◆ **Goal**
Look through the listing for the word "down". Copy each line that has it.

◆ **Records provided**
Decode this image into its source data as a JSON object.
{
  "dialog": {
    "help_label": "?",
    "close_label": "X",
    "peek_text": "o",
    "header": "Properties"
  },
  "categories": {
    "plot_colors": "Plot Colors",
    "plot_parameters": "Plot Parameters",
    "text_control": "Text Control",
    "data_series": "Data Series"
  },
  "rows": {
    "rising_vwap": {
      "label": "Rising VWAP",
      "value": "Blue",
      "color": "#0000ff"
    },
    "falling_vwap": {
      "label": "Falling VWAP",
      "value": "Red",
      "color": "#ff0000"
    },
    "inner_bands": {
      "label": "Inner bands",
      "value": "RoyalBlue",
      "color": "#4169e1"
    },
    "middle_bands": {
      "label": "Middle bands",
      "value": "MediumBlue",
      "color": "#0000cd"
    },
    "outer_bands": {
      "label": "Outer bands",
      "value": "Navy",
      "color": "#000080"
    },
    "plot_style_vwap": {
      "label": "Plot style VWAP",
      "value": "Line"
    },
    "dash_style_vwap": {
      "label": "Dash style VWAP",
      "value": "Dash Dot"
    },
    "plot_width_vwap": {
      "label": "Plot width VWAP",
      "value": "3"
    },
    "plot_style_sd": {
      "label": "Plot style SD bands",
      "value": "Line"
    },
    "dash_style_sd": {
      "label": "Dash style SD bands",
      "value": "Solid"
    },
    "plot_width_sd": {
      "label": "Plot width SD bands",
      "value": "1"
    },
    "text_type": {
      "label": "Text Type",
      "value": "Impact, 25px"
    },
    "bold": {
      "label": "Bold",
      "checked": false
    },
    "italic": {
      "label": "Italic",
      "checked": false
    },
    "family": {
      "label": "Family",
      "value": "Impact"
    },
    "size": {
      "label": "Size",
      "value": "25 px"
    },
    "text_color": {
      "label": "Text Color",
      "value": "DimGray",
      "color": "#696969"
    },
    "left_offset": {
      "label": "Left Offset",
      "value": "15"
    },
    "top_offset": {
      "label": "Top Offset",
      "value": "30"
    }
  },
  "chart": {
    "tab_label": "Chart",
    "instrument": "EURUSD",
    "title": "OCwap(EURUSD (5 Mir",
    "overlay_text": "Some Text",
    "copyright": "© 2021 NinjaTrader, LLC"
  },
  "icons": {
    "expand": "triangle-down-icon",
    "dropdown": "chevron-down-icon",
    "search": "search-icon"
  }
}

◆ **Answer in full**
    "expand": "triangle-down-icon",
    "dropdown": "chevron-down-icon",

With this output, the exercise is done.